* begin RECORDS FOR PROCESSING *

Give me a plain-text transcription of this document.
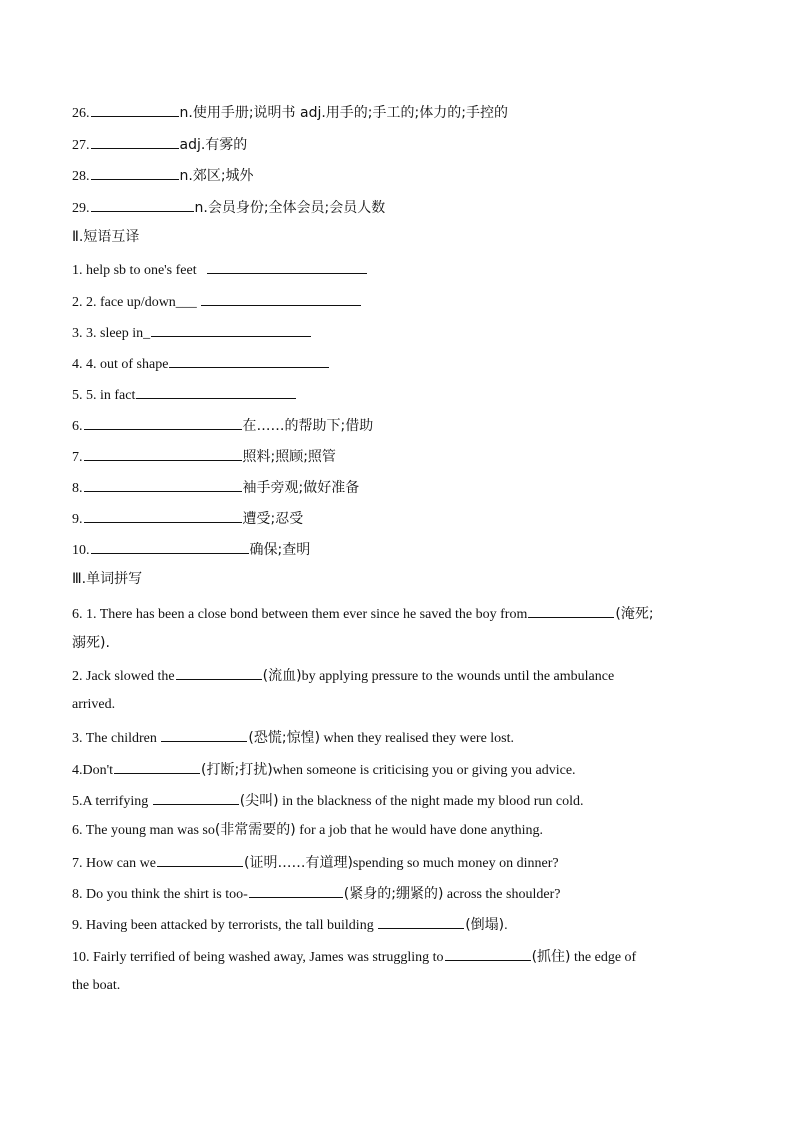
26.	n.使用手册;说明书 adj.用手的;手工的;体力的;手控的
27.	adj.有雾的
28.	n.郊区;城外
29.	n.会员身份;全体会员;会员人数
Ⅱ.短语互译
1. help sb to one's feet
2. 2. face up/down___
3. 3. sleep in_
4. 4. out of shape
5. 5. in fact
6.	在……的帮助下;借助
7.	照料;照顾;照管
8.	袖手旁观;做好准备
9.	遭受;忍受
10.	确保;查明
Ⅲ.单词拼写
6. 1. There has been a close bond between them ever since he saved the boy from	(淹死;
溺死).
2. Jack slowed the	(流血)by applying pressure to the wounds until the ambulance
arrived.
3. The children	(恐慌;惊惶) when they realised they were lost.
4.Don't	(打断;打扰)when someone is criticising you or giving you advice.
5.A terrifying	(尖叫) in the blackness of the night made my blood run cold.
6. The young man was so(非常需要的) for a job that he would have done anything.
7. How can we	(证明……有道理)spending so much money on dinner?
8. Do you think the shirt is too-	(紧身的;绷紧的) across the shoulder?
9. Having been attacked by terrorists, the tall building	(倒塌).
10. Fairly terrified of being washed away, James was struggling to	(抓住) the edge of
the boat.
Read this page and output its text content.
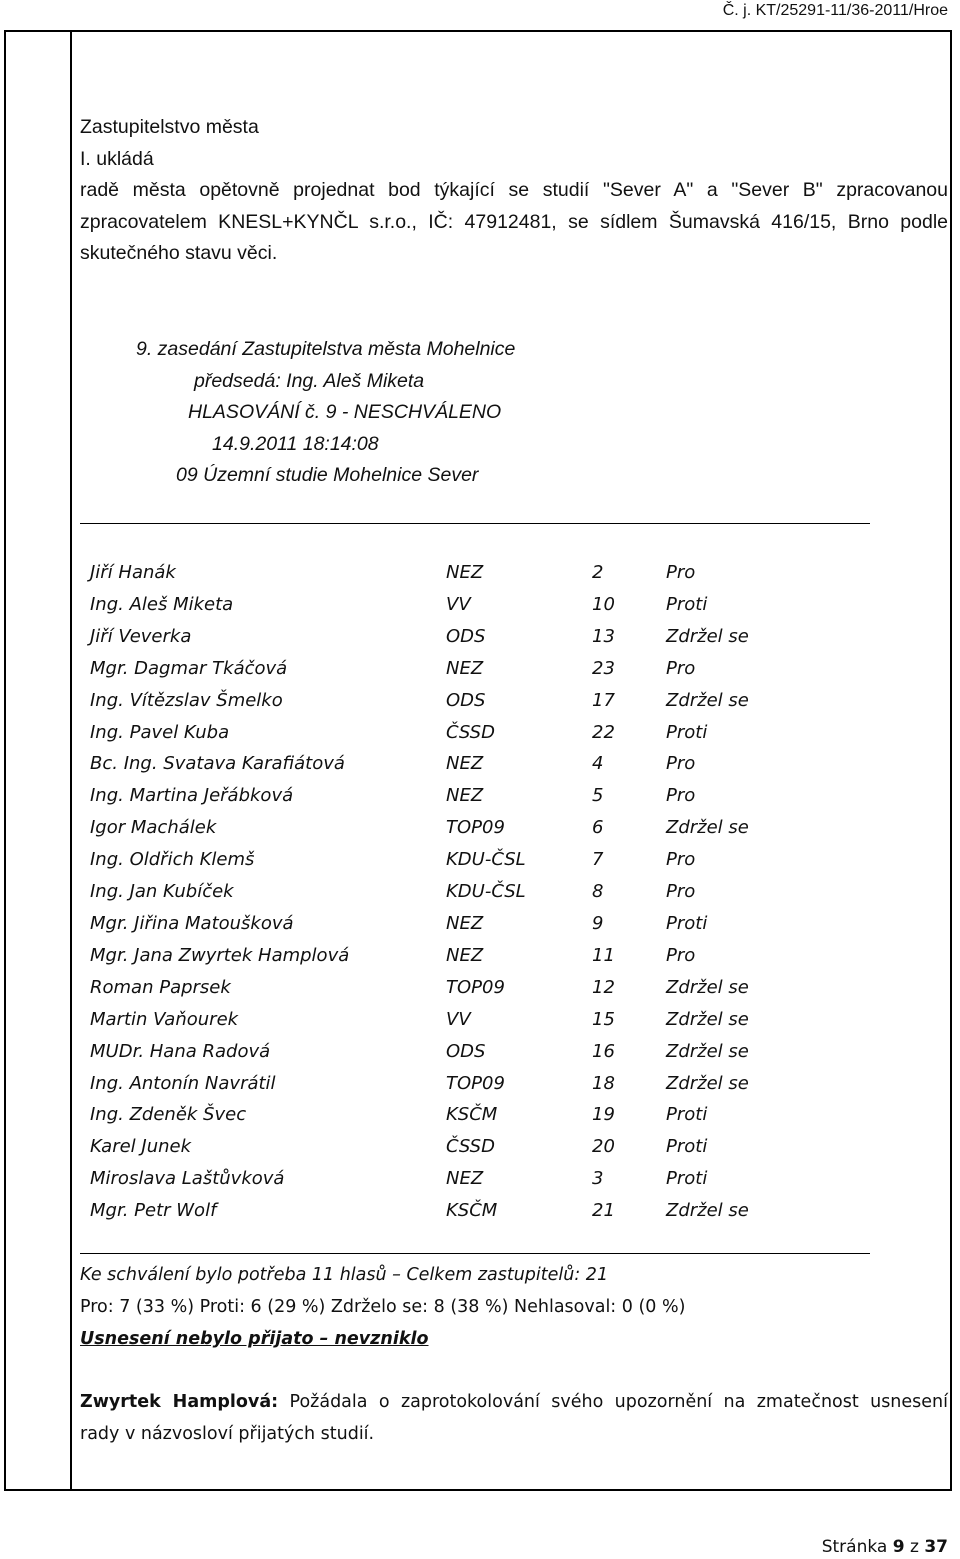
Č. j. KT/25291-11/36-2011/Hroe
Zastupitelstvo města
I. ukládá
radě města opětovně projednat bod týkající se studií "Sever A" a "Sever B" zpracovanou
zpracovatelem KNESL+KYNČL s.r.o., IČ: 47912481, se sídlem Šumavská 416/15, Brno podle
skutečného stavu věci.
9. zasedání Zastupitelstva města Mohelnice
předsedá: Ing. Aleš Miketa
HLASOVÁNÍ č. 9 - NESCHVÁLENO
14.9.2011 18:14:08
09 Územní studie Mohelnice Sever
Jiří Hanák	NEZ	2	Pro
Ing. Aleš Miketa	VV	10	Proti
Jiří Veverka	ODS	13	Zdržel se
Mgr. Dagmar Tkáčová	NEZ	23	Pro
Ing. Vítězslav Šmelko	ODS	17	Zdržel se
Ing. Pavel Kuba	ČSSD	22	Proti
Bc. Ing. Svatava Karafiátová	NEZ	4	Pro
Ing. Martina Jeřábková	NEZ	5	Pro
Igor Machálek	TOP09	6	Zdržel se
Ing. Oldřich Klemš	KDU-ČSL	7	Pro
Ing. Jan Kubíček	KDU-ČSL	8	Pro
Mgr. Jiřina Matoušková	NEZ	9	Proti
Mgr. Jana Zwyrtek Hamplová	NEZ	11	Pro
Roman Paprsek	TOP09	12	Zdržel se
Martin Vaňourek	VV	15	Zdržel se
MUDr. Hana Radová	ODS	16	Zdržel se
Ing. Antonín Navrátil	TOP09	18	Zdržel se
Ing. Zdeněk Švec	KSČM	19	Proti
Karel Junek	ČSSD	20	Proti
Miroslava Laštůvková	NEZ	3	Proti
Mgr. Petr Wolf	KSČM	21	Zdržel se
Ke schválení bylo potřeba 11 hlasů – Celkem zastupitelů: 21
Pro: 7 (33 %) Proti: 6 (29 %) Zdrželo se: 8 (38 %) Nehlasoval: 0 (0 %)
Usnesení nebylo přijato – nevzniklo
Zwyrtek Hamplová: Požádala o zaprotokolování svého upozornění na zmatečnost usnesení
rady v názvosloví přijatých studií.
Stránka 9 z 37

* end RECORDS FOR PROCESSING *

*STATED PROBLEM:* Write out every entry again word for word, without any of the pictures.

*SOLUTION TO THIS PROBLEM:*
Give me a plain-text transcription of this document.
26.	n.使用手册;说明书 adj.用手的;手工的;体力的;手控的
27.	adj.有雾的
28.	n.郊区;城外
29.	n.会员身份;全体会员;会员人数
Ⅱ.短语互译
1. help sb to one's feet
2. 2. face up/down___
3. 3. sleep in_
4. 4. out of shape
5. 5. in fact
6.	在……的帮助下;借助
7.	照料;照顾;照管
8.	袖手旁观;做好准备
9.	遭受;忍受
10.	确保;查明
Ⅲ.单词拼写
6. 1. There has been a close bond between them ever since he saved the boy from	(淹死;
溺死).
2. Jack slowed the	(流血)by applying pressure to the wounds until the ambulance
arrived.
3. The children	(恐慌;惊惶) when they realised they were lost.
4.Don't	(打断;打扰)when someone is criticising you or giving you advice.
5.A terrifying	(尖叫) in the blackness of the night made my blood run cold.
6. The young man was so(非常需要的) for a job that he would have done anything.
7. How can we	(证明……有道理)spending so much money on dinner?
8. Do you think the shirt is too-	(紧身的;绷紧的) across the shoulder?
9. Having been attacked by terrorists, the tall building	(倒塌).
10. Fairly terrified of being washed away, James was struggling to	(抓住) the edge of
the boat.
Read this page and output its text content.
Č. j. KT/25291-11/36-2011/Hroe
Zastupitelstvo města
I. ukládá
radě města opětovně projednat bod týkající se studií "Sever A" a "Sever B" zpracovanou
zpracovatelem KNESL+KYNČL s.r.o., IČ: 47912481, se sídlem Šumavská 416/15, Brno podle
skutečného stavu věci.
9. zasedání Zastupitelstva města Mohelnice
předsedá: Ing. Aleš Miketa
HLASOVÁNÍ č. 9 - NESCHVÁLENO
14.9.2011 18:14:08
09 Územní studie Mohelnice Sever
Jiří Hanák	NEZ	2	Pro
Ing. Aleš Miketa	VV	10	Proti
Jiří Veverka	ODS	13	Zdržel se
Mgr. Dagmar Tkáčová	NEZ	23	Pro
Ing. Vítězslav Šmelko	ODS	17	Zdržel se
Ing. Pavel Kuba	ČSSD	22	Proti
Bc. Ing. Svatava Karafiátová	NEZ	4	Pro
Ing. Martina Jeřábková	NEZ	5	Pro
Igor Machálek	TOP09	6	Zdržel se
Ing. Oldřich Klemš	KDU-ČSL	7	Pro
Ing. Jan Kubíček	KDU-ČSL	8	Pro
Mgr. Jiřina Matoušková	NEZ	9	Proti
Mgr. Jana Zwyrtek Hamplová	NEZ	11	Pro
Roman Paprsek	TOP09	12	Zdržel se
Martin Vaňourek	VV	15	Zdržel se
MUDr. Hana Radová	ODS	16	Zdržel se
Ing. Antonín Navrátil	TOP09	18	Zdržel se
Ing. Zdeněk Švec	KSČM	19	Proti
Karel Junek	ČSSD	20	Proti
Miroslava Laštůvková	NEZ	3	Proti
Mgr. Petr Wolf	KSČM	21	Zdržel se
Ke schválení bylo potřeba 11 hlasů – Celkem zastupitelů: 21
Pro: 7 (33 %) Proti: 6 (29 %) Zdrželo se: 8 (38 %) Nehlasoval: 0 (0 %)
Usnesení nebylo přijato – nevzniklo
Zwyrtek Hamplová: Požádala o zaprotokolování svého upozornění na zmatečnost usnesení
rady v názvosloví přijatých studií.
Stránka 9 z 37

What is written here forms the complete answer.